= Exercise brief =
Where the word "heading" occurs in a line, return that line.

-- Begin Task material --

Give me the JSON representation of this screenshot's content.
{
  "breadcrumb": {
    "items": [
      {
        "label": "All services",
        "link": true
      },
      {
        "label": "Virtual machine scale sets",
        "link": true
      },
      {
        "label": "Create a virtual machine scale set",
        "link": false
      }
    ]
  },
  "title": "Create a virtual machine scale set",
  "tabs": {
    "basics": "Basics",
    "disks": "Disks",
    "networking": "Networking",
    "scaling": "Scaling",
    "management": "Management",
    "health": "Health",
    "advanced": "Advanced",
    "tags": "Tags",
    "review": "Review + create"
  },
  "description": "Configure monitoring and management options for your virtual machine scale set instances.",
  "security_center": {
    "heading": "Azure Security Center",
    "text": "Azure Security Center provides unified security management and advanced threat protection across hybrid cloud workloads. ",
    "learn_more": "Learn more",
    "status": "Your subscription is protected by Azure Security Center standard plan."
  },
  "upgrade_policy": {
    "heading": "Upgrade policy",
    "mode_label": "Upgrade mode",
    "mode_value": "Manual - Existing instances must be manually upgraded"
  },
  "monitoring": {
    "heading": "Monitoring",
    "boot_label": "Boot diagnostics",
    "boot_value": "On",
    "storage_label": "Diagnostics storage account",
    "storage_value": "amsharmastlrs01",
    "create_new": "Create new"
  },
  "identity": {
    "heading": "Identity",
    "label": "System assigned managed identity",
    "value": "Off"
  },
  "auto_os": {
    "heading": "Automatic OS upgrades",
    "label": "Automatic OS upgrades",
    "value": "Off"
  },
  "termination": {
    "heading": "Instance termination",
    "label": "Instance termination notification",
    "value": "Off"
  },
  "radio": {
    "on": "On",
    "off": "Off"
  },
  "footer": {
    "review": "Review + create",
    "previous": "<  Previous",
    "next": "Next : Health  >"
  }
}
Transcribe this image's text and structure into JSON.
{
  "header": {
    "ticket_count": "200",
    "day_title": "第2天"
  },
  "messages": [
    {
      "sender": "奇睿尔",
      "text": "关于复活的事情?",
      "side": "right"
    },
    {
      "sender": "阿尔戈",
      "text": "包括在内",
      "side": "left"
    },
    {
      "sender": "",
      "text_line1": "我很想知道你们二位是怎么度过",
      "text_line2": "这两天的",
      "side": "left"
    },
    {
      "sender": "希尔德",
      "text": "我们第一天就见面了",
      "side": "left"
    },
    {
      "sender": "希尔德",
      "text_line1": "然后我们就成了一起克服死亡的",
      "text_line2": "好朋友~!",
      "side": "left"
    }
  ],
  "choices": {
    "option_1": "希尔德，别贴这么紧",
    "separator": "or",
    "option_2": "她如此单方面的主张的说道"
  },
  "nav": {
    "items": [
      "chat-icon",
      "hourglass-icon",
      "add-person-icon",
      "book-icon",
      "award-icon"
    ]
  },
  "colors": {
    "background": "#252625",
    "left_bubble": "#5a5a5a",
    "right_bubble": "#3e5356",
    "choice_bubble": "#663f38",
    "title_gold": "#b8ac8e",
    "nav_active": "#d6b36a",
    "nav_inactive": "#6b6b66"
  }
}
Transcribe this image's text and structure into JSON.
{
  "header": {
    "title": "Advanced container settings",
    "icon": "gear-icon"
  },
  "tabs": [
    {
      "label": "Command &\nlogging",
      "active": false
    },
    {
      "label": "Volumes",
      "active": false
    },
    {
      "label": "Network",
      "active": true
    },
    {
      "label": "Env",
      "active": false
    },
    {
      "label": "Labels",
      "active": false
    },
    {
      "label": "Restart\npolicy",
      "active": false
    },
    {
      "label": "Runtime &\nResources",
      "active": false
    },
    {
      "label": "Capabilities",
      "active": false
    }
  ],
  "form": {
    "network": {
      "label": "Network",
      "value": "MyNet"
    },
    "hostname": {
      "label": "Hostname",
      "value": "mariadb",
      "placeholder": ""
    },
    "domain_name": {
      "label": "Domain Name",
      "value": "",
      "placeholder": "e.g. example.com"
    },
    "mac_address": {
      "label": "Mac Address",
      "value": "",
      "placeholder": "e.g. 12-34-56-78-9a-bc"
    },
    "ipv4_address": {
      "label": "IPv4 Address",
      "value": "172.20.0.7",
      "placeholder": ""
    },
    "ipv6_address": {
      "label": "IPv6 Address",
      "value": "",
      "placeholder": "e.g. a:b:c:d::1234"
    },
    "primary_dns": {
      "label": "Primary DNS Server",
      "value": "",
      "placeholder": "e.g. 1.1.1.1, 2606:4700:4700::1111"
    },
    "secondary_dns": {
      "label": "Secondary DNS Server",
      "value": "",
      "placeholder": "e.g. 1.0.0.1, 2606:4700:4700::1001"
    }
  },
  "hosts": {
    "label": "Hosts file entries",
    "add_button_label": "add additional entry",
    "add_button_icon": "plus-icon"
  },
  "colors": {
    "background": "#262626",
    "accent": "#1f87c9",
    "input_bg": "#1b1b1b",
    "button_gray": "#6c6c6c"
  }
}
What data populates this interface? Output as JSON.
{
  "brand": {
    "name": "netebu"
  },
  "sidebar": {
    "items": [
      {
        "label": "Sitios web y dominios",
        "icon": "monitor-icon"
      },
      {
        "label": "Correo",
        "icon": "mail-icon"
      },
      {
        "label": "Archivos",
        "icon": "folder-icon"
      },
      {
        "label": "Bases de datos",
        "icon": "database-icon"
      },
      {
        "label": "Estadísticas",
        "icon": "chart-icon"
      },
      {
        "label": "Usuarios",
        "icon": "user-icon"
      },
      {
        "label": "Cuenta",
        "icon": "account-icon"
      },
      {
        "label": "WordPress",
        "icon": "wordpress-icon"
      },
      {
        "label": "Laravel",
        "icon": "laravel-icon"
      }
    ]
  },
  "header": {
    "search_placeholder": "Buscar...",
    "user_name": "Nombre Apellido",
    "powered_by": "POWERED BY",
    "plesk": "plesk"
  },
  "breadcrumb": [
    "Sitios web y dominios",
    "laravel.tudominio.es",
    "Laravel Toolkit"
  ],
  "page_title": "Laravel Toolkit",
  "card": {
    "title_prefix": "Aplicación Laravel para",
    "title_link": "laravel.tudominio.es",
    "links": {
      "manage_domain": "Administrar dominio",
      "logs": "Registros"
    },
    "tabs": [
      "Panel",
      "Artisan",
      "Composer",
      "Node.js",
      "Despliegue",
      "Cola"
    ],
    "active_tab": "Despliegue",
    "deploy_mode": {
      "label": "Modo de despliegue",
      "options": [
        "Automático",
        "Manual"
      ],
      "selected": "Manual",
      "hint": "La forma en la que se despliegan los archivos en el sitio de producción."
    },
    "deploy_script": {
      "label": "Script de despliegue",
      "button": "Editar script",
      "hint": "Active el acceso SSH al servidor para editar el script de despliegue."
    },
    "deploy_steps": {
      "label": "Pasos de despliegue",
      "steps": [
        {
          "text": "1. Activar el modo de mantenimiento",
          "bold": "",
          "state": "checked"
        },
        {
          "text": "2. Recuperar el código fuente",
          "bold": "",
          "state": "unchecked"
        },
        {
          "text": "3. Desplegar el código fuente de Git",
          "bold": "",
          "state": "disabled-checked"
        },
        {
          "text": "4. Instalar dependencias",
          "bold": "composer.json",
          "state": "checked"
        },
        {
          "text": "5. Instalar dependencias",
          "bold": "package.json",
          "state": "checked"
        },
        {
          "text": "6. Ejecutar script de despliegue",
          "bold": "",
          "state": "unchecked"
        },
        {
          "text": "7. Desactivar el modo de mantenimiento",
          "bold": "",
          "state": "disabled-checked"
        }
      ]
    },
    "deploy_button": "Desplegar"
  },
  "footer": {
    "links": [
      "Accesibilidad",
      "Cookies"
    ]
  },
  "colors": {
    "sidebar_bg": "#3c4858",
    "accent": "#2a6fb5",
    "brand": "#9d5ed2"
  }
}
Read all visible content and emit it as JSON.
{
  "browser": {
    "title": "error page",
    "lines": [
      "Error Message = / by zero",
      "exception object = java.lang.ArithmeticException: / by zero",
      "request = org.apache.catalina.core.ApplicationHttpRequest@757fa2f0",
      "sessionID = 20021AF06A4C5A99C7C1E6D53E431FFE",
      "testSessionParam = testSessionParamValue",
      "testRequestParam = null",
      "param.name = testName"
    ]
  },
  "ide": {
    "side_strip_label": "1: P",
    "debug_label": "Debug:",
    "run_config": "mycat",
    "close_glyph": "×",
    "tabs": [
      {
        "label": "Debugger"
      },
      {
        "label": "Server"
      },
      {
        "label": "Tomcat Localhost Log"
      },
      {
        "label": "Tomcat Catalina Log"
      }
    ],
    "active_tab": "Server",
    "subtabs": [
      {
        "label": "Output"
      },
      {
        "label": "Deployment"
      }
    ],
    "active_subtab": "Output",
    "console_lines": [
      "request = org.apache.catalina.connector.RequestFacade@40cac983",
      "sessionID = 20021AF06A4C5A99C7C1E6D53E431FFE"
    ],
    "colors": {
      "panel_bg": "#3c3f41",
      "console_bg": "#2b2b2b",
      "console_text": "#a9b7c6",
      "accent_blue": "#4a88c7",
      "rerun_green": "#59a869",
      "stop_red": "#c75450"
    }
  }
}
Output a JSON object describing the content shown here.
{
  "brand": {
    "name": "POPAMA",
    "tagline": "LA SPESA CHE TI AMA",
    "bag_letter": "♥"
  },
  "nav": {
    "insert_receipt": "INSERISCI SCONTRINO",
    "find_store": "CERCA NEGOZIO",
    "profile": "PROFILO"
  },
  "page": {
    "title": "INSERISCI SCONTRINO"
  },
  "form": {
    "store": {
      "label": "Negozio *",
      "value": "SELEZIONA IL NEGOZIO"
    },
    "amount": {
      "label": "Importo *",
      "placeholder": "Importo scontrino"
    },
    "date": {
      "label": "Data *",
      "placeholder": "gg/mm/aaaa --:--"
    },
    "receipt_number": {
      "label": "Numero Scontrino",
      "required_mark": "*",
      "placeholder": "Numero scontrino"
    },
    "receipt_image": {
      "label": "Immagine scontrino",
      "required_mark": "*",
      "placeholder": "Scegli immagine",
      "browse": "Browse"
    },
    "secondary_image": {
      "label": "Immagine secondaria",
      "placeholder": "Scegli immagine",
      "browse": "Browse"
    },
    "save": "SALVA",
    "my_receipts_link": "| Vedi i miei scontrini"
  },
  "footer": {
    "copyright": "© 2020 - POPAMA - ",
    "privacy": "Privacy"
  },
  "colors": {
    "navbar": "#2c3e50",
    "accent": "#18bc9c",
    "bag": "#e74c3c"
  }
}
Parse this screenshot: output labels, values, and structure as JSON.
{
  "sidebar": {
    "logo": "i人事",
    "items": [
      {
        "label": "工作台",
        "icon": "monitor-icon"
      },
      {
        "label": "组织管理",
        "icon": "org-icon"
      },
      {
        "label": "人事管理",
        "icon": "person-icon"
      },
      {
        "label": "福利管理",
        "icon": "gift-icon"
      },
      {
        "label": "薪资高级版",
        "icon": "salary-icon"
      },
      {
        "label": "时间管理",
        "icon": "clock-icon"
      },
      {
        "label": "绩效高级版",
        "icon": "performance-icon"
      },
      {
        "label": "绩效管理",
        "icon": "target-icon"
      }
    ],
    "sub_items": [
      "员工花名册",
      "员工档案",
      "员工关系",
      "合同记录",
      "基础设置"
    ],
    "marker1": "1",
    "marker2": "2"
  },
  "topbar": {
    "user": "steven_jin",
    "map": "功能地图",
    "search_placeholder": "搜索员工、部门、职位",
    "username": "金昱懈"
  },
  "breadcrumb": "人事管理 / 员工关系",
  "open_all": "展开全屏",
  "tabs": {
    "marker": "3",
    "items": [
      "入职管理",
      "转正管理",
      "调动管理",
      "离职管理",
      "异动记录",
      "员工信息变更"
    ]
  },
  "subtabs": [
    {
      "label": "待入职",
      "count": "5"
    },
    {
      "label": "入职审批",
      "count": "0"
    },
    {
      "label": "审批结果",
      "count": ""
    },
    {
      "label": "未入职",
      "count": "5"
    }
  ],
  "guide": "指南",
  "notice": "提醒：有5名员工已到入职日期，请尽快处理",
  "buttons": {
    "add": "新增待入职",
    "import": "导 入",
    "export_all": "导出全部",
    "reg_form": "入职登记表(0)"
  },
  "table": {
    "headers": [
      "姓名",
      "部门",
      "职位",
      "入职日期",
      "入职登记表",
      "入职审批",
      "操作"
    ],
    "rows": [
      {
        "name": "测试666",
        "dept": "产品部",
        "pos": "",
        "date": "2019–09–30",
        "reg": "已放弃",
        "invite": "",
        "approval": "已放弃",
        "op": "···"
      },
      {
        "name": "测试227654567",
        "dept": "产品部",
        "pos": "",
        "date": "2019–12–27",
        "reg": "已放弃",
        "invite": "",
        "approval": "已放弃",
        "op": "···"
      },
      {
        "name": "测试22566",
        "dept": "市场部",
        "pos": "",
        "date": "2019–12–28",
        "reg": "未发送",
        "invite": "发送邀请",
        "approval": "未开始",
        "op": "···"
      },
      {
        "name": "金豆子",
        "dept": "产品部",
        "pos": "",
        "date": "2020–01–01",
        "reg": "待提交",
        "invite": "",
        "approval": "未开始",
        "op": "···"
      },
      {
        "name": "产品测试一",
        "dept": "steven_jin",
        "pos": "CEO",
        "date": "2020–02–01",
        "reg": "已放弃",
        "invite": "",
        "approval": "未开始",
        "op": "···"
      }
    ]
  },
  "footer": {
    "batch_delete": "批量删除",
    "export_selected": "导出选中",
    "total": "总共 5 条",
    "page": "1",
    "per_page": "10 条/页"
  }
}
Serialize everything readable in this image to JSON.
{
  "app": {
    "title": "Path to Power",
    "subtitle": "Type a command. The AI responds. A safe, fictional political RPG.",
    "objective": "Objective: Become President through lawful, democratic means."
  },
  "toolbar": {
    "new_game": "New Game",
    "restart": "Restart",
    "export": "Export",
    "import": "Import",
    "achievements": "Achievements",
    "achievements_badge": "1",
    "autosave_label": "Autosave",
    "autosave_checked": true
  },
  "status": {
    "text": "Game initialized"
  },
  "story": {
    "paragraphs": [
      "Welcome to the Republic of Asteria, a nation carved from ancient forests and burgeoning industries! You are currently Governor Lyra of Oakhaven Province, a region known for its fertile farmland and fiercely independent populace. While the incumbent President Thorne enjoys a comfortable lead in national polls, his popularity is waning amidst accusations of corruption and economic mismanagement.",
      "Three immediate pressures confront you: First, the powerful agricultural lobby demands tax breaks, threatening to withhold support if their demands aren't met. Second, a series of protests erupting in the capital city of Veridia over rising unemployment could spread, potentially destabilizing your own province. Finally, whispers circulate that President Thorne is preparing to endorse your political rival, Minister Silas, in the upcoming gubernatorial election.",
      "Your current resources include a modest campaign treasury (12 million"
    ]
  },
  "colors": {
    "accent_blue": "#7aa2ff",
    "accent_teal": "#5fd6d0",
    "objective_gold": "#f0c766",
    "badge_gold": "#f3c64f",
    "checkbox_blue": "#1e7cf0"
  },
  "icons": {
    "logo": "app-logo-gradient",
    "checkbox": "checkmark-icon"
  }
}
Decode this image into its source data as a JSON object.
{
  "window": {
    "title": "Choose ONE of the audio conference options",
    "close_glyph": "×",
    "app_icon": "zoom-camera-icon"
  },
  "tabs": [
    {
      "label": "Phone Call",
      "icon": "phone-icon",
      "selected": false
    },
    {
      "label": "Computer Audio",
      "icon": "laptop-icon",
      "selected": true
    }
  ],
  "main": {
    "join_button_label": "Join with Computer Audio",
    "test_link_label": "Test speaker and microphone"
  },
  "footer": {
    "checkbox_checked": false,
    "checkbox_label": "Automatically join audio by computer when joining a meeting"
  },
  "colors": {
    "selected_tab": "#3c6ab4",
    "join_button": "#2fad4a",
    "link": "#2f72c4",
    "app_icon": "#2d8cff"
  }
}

-- End Task material --

= Output of the task =
    "heading": "Azure Security Center",
    "heading": "Upgrade policy",
    "heading": "Monitoring",
    "heading": "Identity",
    "heading": "Automatic OS upgrades",
    "heading": "Instance termination",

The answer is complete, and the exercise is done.